● **Short problem**
Every line of the listing must be reproduced as it stands. Leave the images behind.

● **Records to use**
>> begin
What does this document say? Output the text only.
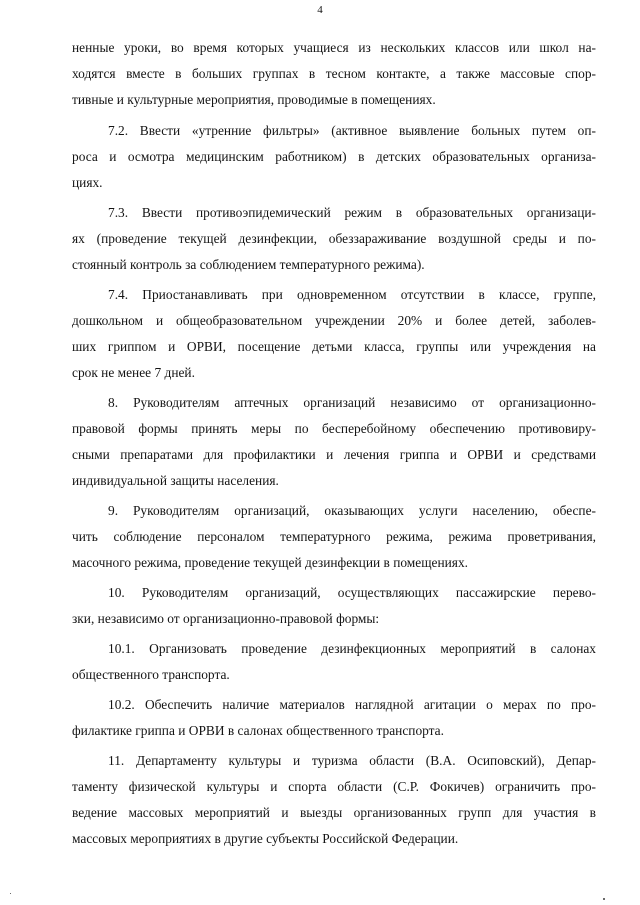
4
ненные уроки, во время которых учащиеся из нескольких классов или школ на-
ходятся вместе в больших группах в тесном контакте, а также массовые спор-
тивные и культурные мероприятия, проводимые в помещениях.
7.2. Ввести «утренние фильтры» (активное выявление больных путем оп-
роса и осмотра медицинским работником) в детских образовательных организа-
циях.
7.3. Ввести противоэпидемический режим в образовательных организаци-
ях (проведение текущей дезинфекции, обеззараживание воздушной среды и по-
стоянный контроль за соблюдением температурного режима).
7.4. Приостанавливать при одновременном отсутствии в классе, группе,
дошкольном и общеобразовательном учреждении 20% и более детей, заболев-
ших гриппом и ОРВИ, посещение детьми класса, группы или учреждения на
срок не менее 7 дней.
8. Руководителям аптечных организаций независимо от организационно-
правовой формы принять меры по бесперебойному обеспечению противовиру-
сными препаратами для профилактики и лечения гриппа и ОРВИ и средствами
индивидуальной защиты населения.
9. Руководителям организаций, оказывающих услуги населению, обеспе-
чить соблюдение персоналом температурного режима, режима проветривания,
масочного режима, проведение текущей дезинфекции в помещениях.
10. Руководителям организаций, осуществляющих пассажирские перево-
зки, независимо от организационно-правовой формы:
10.1. Организовать проведение дезинфекционных мероприятий в салонах
общественного транспорта.
10.2. Обеспечить наличие материалов наглядной агитации о мерах по про-
филактике гриппа и ОРВИ в салонах общественного транспорта.
11. Департаменту культуры и туризма области (В.А. Осиповский), Депар-
таменту физической культуры и спорта области (С.Р. Фокичев) ограничить про-
ведение массовых мероприятий и выезды организованных групп для участия в
массовых мероприятиях в другие субъекты Российской Федерации.
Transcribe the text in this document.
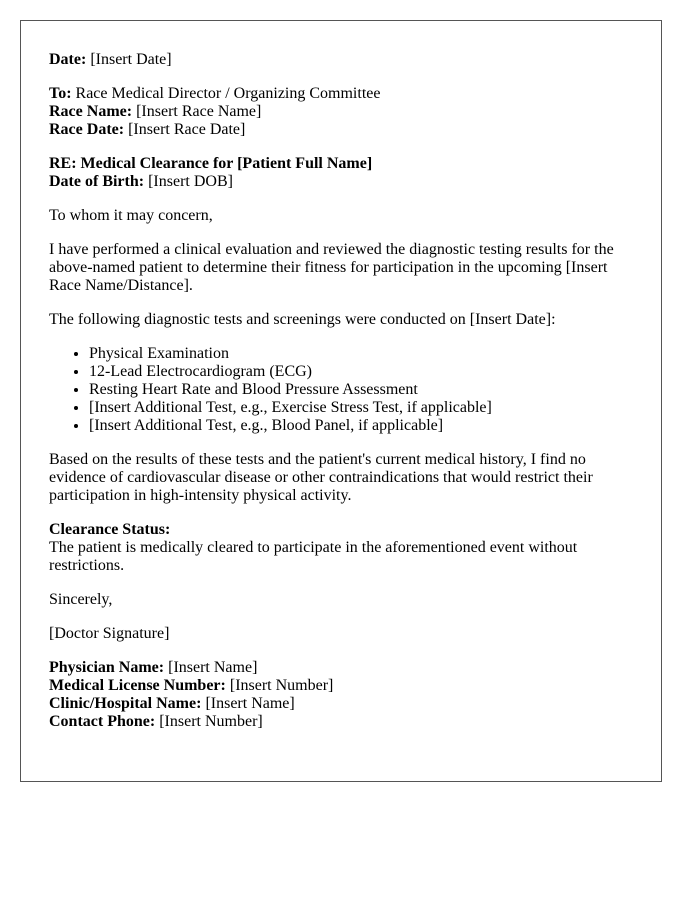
Date: [Insert Date]

To: Race Medical Director / Organizing Committee
Race Name: [Insert Race Name]
Race Date: [Insert Race Date]

RE: Medical Clearance for [Patient Full Name]
Date of Birth: [Insert DOB]

To whom it may concern,

I have performed a clinical evaluation and reviewed the diagnostic testing results for the above-named patient to determine their fitness for participation in the upcoming [Insert Race Name/Distance].

The following diagnostic tests and screenings were conducted on [Insert Date]:

• Physical Examination
• 12-Lead Electrocardiogram (ECG)
• Resting Heart Rate and Blood Pressure Assessment
• [Insert Additional Test, e.g., Exercise Stress Test, if applicable]
• [Insert Additional Test, e.g., Blood Panel, if applicable]

Based on the results of these tests and the patient's current medical history, I find no evidence of cardiovascular disease or other contraindications that would restrict their participation in high-intensity physical activity.

Clearance Status:
The patient is medically cleared to participate in the aforementioned event without restrictions.

Sincerely,

[Doctor Signature]

Physician Name: [Insert Name]
Medical License Number: [Insert Number]
Clinic/Hospital Name: [Insert Name]
Contact Phone: [Insert Number]
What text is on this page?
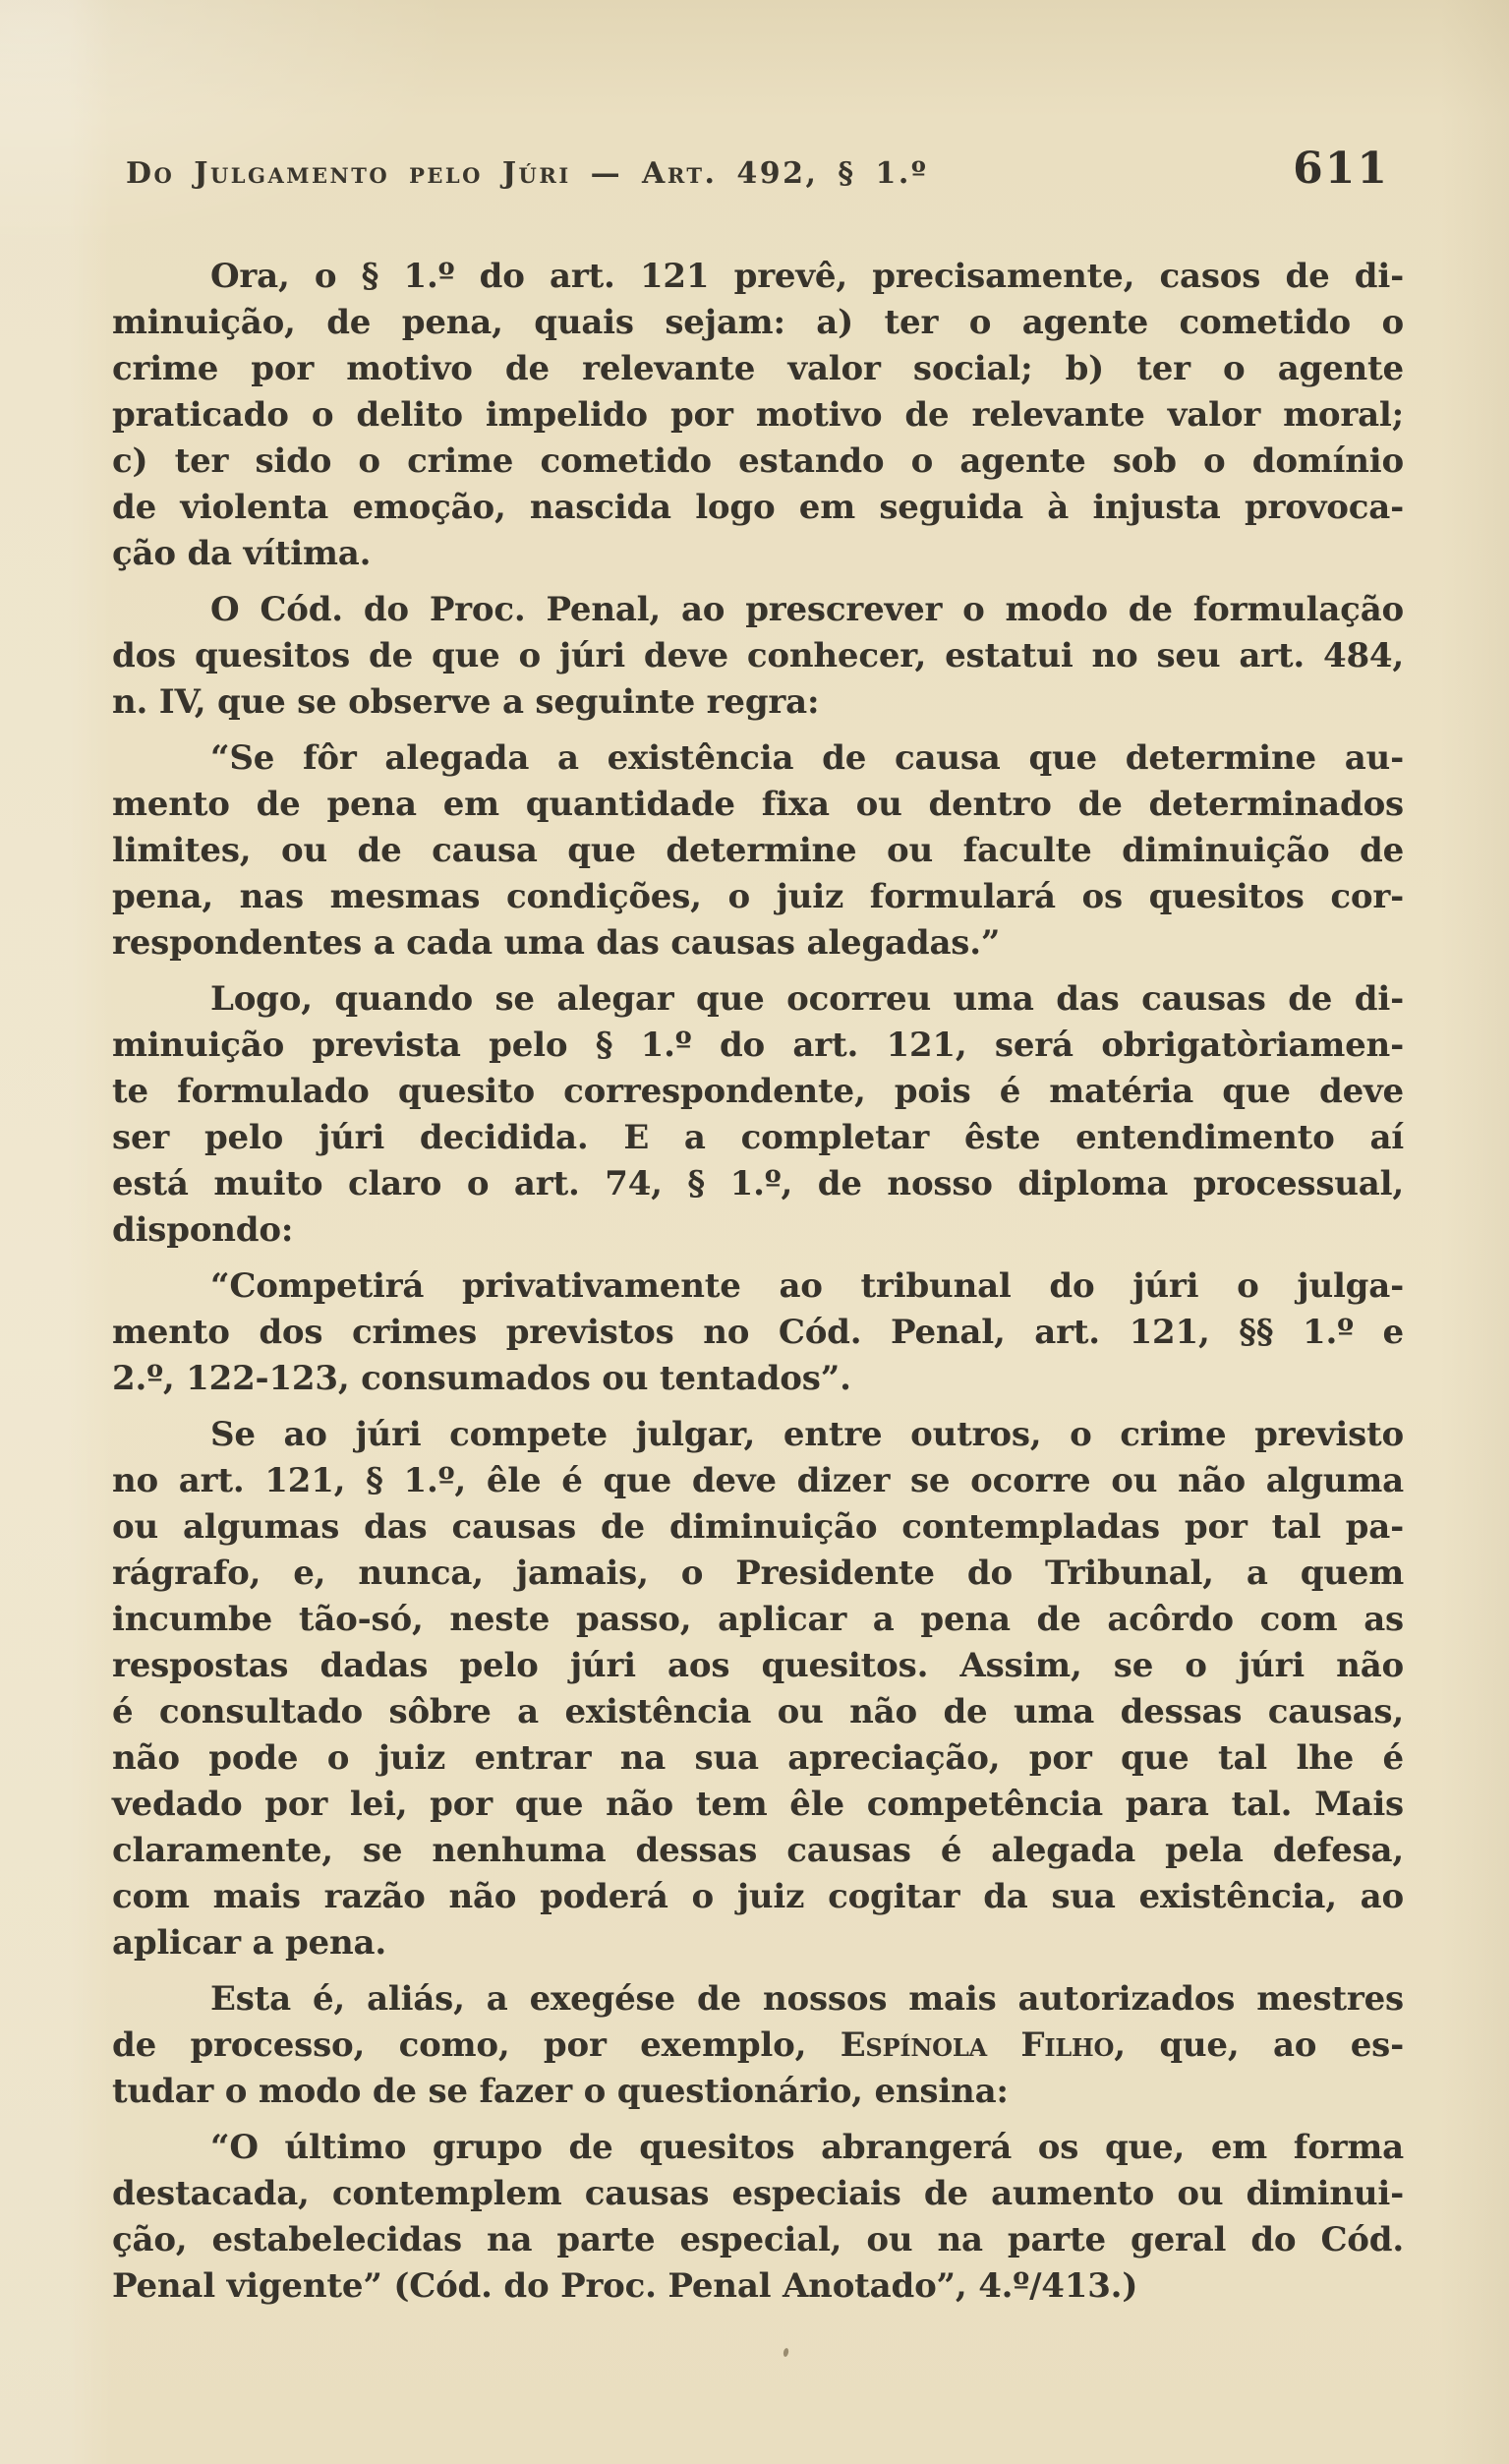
Do Julgamento pelo Júri — Art. 492, § 1.º	611
Ora, o § 1.º do art. 121 prevê, precisamente, casos de di-
minuição, de pena, quais sejam: a) ter o agente cometido o
crime por motivo de relevante valor social; b) ter o agente
praticado o delito impelido por motivo de relevante valor moral;
c) ter sido o crime cometido estando o agente sob o domínio
de violenta emoção, nascida logo em seguida à injusta provoca-
ção da vítima.
O Cód. do Proc. Penal, ao prescrever o modo de formulação
dos quesitos de que o júri deve conhecer, estatui no seu art. 484,
n. IV, que se observe a seguinte regra:
“Se fôr alegada a existência de causa que determine au-
mento de pena em quantidade fixa ou dentro de determinados
limites, ou de causa que determine ou faculte diminuição de
pena, nas mesmas condições, o juiz formulará os quesitos cor-
respondentes a cada uma das causas alegadas.”
Logo, quando se alegar que ocorreu uma das causas de di-
minuição prevista pelo § 1.º do art. 121, será obrigatòriamen-
te formulado quesito correspondente, pois é matéria que deve
ser pelo júri decidida. E a completar êste entendimento aí
está muito claro o art. 74, § 1.º, de nosso diploma processual,
dispondo:
“Competirá privativamente ao tribunal do júri o julga-
mento dos crimes previstos no Cód. Penal, art. 121, §§ 1.º e
2.º, 122-123, consumados ou tentados”.
Se ao júri compete julgar, entre outros, o crime previsto
no art. 121, § 1.º, êle é que deve dizer se ocorre ou não alguma
ou algumas das causas de diminuição contempladas por tal pa-
rágrafo, e, nunca, jamais, o Presidente do Tribunal, a quem
incumbe tão-só, neste passo, aplicar a pena de acôrdo com as
respostas dadas pelo júri aos quesitos. Assim, se o júri não
é consultado sôbre a existência ou não de uma dessas causas,
não pode o juiz entrar na sua apreciação, por que tal lhe é
vedado por lei, por que não tem êle competência para tal. Mais
claramente, se nenhuma dessas causas é alegada pela defesa,
com mais razão não poderá o juiz cogitar da sua existência, ao
aplicar a pena.
Esta é, aliás, a exegése de nossos mais autorizados mestres
de processo, como, por exemplo, Espínola Filho, que, ao es-
tudar o modo de se fazer o questionário, ensina:
“O último grupo de quesitos abrangerá os que, em forma
destacada, contemplem causas especiais de aumento ou diminui-
ção, estabelecidas na parte especial, ou na parte geral do Cód.
Penal vigente” (Cód. do Proc. Penal Anotado”, 4.º/413.)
>> end
● **Complete response**
What does this document say? Output the text only.
4
ненные уроки, во время которых учащиеся из нескольких классов или школ на-
ходятся вместе в больших группах в тесном контакте, а также массовые спор-
тивные и культурные мероприятия, проводимые в помещениях.
7.2. Ввести «утренние фильтры» (активное выявление больных путем оп-
роса и осмотра медицинским работником) в детских образовательных организа-
циях.
7.3. Ввести противоэпидемический режим в образовательных организаци-
ях (проведение текущей дезинфекции, обеззараживание воздушной среды и по-
стоянный контроль за соблюдением температурного режима).
7.4. Приостанавливать при одновременном отсутствии в классе, группе,
дошкольном и общеобразовательном учреждении 20% и более детей, заболев-
ших гриппом и ОРВИ, посещение детьми класса, группы или учреждения на
срок не менее 7 дней.
8. Руководителям аптечных организаций независимо от организационно-
правовой формы принять меры по бесперебойному обеспечению противовиру-
сными препаратами для профилактики и лечения гриппа и ОРВИ и средствами
индивидуальной защиты населения.
9. Руководителям организаций, оказывающих услуги населению, обеспе-
чить соблюдение персоналом температурного режима, режима проветривания,
масочного режима, проведение текущей дезинфекции в помещениях.
10. Руководителям организаций, осуществляющих пассажирские перево-
зки, независимо от организационно-правовой формы:
10.1. Организовать проведение дезинфекционных мероприятий в салонах
общественного транспорта.
10.2. Обеспечить наличие материалов наглядной агитации о мерах по про-
филактике гриппа и ОРВИ в салонах общественного транспорта.
11. Департаменту культуры и туризма области (В.А. Осиповский), Депар-
таменту физической культуры и спорта области (С.Р. Фокичев) ограничить про-
ведение массовых мероприятий и выезды организованных групп для участия в
массовых мероприятиях в другие субъекты Российской Федерации.
Transcribe the text in this document.
Date: [Insert Date]

To: Race Medical Director / Organizing Committee
Race Name: [Insert Race Name]
Race Date: [Insert Race Date]

RE: Medical Clearance for [Patient Full Name]
Date of Birth: [Insert DOB]

To whom it may concern,

I have performed a clinical evaluation and reviewed the diagnostic testing results for the above-named patient to determine their fitness for participation in the upcoming [Insert Race Name/Distance].

The following diagnostic tests and screenings were conducted on [Insert Date]:

• Physical Examination
• 12-Lead Electrocardiogram (ECG)
• Resting Heart Rate and Blood Pressure Assessment
• [Insert Additional Test, e.g., Exercise Stress Test, if applicable]
• [Insert Additional Test, e.g., Blood Panel, if applicable]

Based on the results of these tests and the patient's current medical history, I find no evidence of cardiovascular disease or other contraindications that would restrict their participation in high-intensity physical activity.

Clearance Status:
The patient is medically cleared to participate in the aforementioned event without restrictions.

Sincerely,

[Doctor Signature]

Physician Name: [Insert Name]
Medical License Number: [Insert Number]
Clinic/Hospital Name: [Insert Name]
Contact Phone: [Insert Number]
What text is on this page?
Do Julgamento pelo Júri — Art. 492, § 1.º	611
Ora, o § 1.º do art. 121 prevê, precisamente, casos de di-
minuição, de pena, quais sejam: a) ter o agente cometido o
crime por motivo de relevante valor social; b) ter o agente
praticado o delito impelido por motivo de relevante valor moral;
c) ter sido o crime cometido estando o agente sob o domínio
de violenta emoção, nascida logo em seguida à injusta provoca-
ção da vítima.
O Cód. do Proc. Penal, ao prescrever o modo de formulação
dos quesitos de que o júri deve conhecer, estatui no seu art. 484,
n. IV, que se observe a seguinte regra:
“Se fôr alegada a existência de causa que determine au-
mento de pena em quantidade fixa ou dentro de determinados
limites, ou de causa que determine ou faculte diminuição de
pena, nas mesmas condições, o juiz formulará os quesitos cor-
respondentes a cada uma das causas alegadas.”
Logo, quando se alegar que ocorreu uma das causas de di-
minuição prevista pelo § 1.º do art. 121, será obrigatòriamen-
te formulado quesito correspondente, pois é matéria que deve
ser pelo júri decidida. E a completar êste entendimento aí
está muito claro o art. 74, § 1.º, de nosso diploma processual,
dispondo:
“Competirá privativamente ao tribunal do júri o julga-
mento dos crimes previstos no Cód. Penal, art. 121, §§ 1.º e
2.º, 122-123, consumados ou tentados”.
Se ao júri compete julgar, entre outros, o crime previsto
no art. 121, § 1.º, êle é que deve dizer se ocorre ou não alguma
ou algumas das causas de diminuição contempladas por tal pa-
rágrafo, e, nunca, jamais, o Presidente do Tribunal, a quem
incumbe tão-só, neste passo, aplicar a pena de acôrdo com as
respostas dadas pelo júri aos quesitos. Assim, se o júri não
é consultado sôbre a existência ou não de uma dessas causas,
não pode o juiz entrar na sua apreciação, por que tal lhe é
vedado por lei, por que não tem êle competência para tal. Mais
claramente, se nenhuma dessas causas é alegada pela defesa,
com mais razão não poderá o juiz cogitar da sua existência, ao
aplicar a pena.
Esta é, aliás, a exegése de nossos mais autorizados mestres
de processo, como, por exemplo, Espínola Filho, que, ao es-
tudar o modo de se fazer o questionário, ensina:
“O último grupo de quesitos abrangerá os que, em forma
destacada, contemplem causas especiais de aumento ou diminui-
ção, estabelecidas na parte especial, ou na parte geral do Cód.
Penal vigente” (Cód. do Proc. Penal Anotado”, 4.º/413.)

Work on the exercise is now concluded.